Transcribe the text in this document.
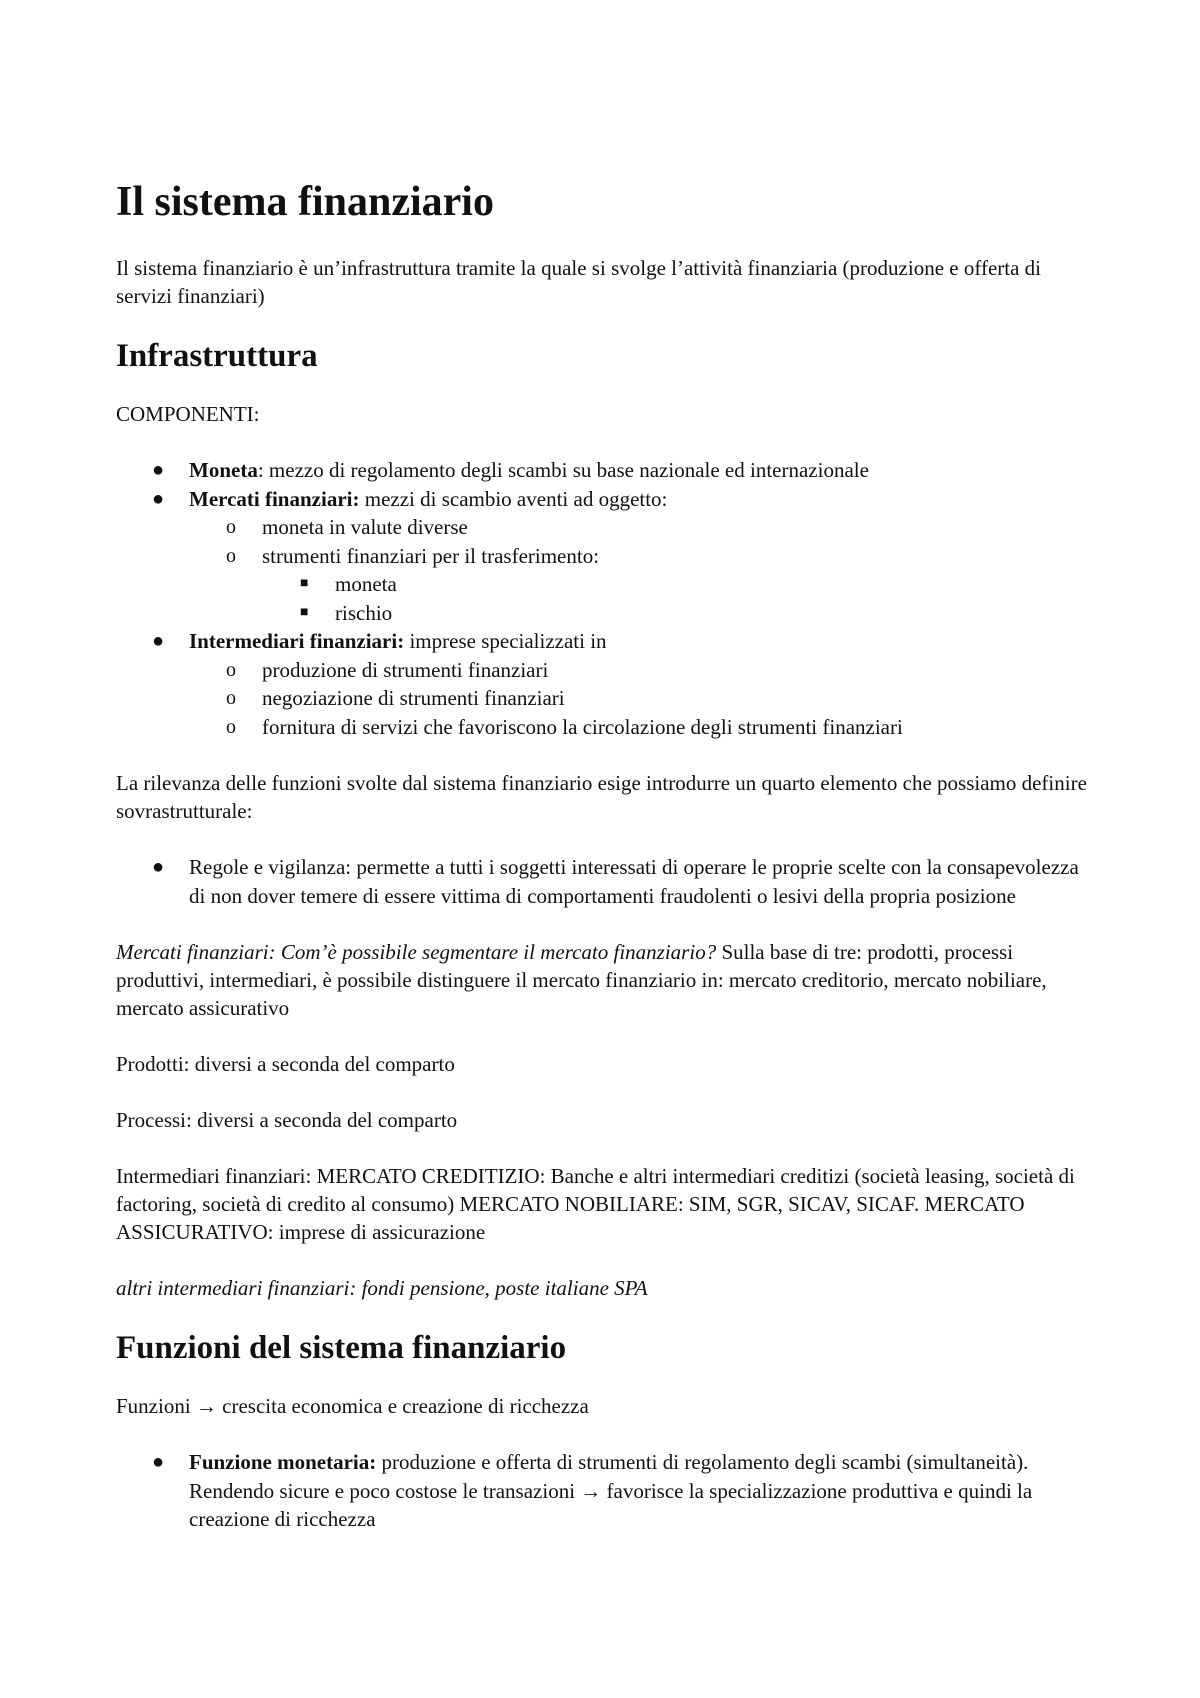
Il sistema finanziario

Il sistema finanziario è un’infrastruttura tramite la quale si svolge l’attività finanziaria (produzione e offerta di servizi finanziari)

Infrastruttura

COMPONENTI:

● Moneta: mezzo di regolamento degli scambi su base nazionale ed internazionale
● Mercati finanziari: mezzi di scambio aventi ad oggetto:
o moneta in valute diverse
o strumenti finanziari per il trasferimento:
■ moneta
■ rischio
● Intermediari finanziari: imprese specializzati in
o produzione di strumenti finanziari
o negoziazione di strumenti finanziari
o fornitura di servizi che favoriscono la circolazione degli strumenti finanziari

La rilevanza delle funzioni svolte dal sistema finanziario esige introdurre un quarto elemento che possiamo definire sovrastrutturale:

● Regole e vigilanza: permette a tutti i soggetti interessati di operare le proprie scelte con la consapevolezza di non dover temere di essere vittima di comportamenti fraudolenti o lesivi della propria posizione

Mercati finanziari: Com’è possibile segmentare il mercato finanziario? Sulla base di tre: prodotti, processi produttivi, intermediari, è possibile distinguere il mercato finanziario in: mercato creditorio, mercato nobiliare, mercato assicurativo

Prodotti: diversi a seconda del comparto

Processi: diversi a seconda del comparto

Intermediari finanziari: MERCATO CREDITIZIO: Banche e altri intermediari creditizi (società leasing, società di factoring, società di credito al consumo) MERCATO NOBILIARE: SIM, SGR, SICAV, SICAF. MERCATO ASSICURATIVO: imprese di assicurazione

altri intermediari finanziari: fondi pensione, poste italiane SPA

Funzioni del sistema finanziario

Funzioni → crescita economica e creazione di ricchezza

● Funzione monetaria: produzione e offerta di strumenti di regolamento degli scambi (simultaneità). Rendendo sicure e poco costose le transazioni → favorisce la specializzazione produttiva e quindi la creazione di ricchezza
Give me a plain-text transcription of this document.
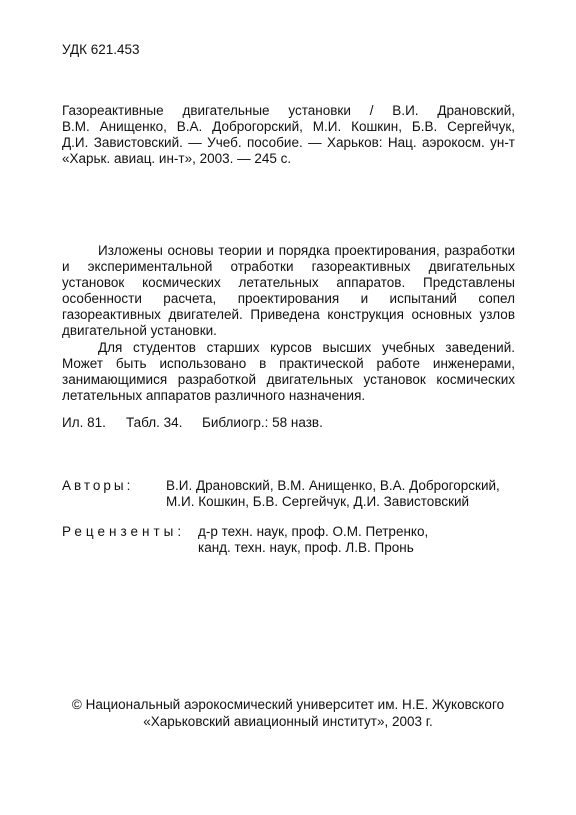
УДК 621.453
Газореактивные двигательные установки / В.И. Драновский,
В.М. Анищенко, В.А. Доброгорский, М.И. Кошкин, Б.В. Сергейчук,
Д.И. Завистовский. — Учеб. пособие. — Харьков: Нац. аэрокосм. ун-т
«Харьк. авиац. ин-т», 2003. — 245 с.
Изложены основы теории и порядка проектирования, разработки
и экспериментальной отработки газореактивных двигательных
установок космических летательных аппаратов. Представлены
особенности расчета, проектирования и испытаний сопел
газореактивных двигателей. Приведена конструкция основных узлов
двигательной установки.
Для студентов старших курсов высших учебных заведений.
Может быть использовано в практической работе инженерами,
занимающимися разработкой двигательных установок космических
летательных аппаратов различного назначения.
Ил. 81. Табл. 34. Библиогр.: 58 назв.
Авторы: В.И. Драновский, В.М. Анищенко, В.А. Доброгорский,
М.И. Кошкин, Б.В. Сергейчук, Д.И. Завистовский
Рецензенты: д-р техн. наук, проф. О.М. Петренко,
канд. техн. наук, проф. Л.В. Пронь
© Национальный аэрокосмический университет им. Н.Е. Жуковского
«Харьковский авиационный институт», 2003 г.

Your task =>
Of the lines in the material, how many hold the word "base"? Reply with the number only.

Written solution =>
2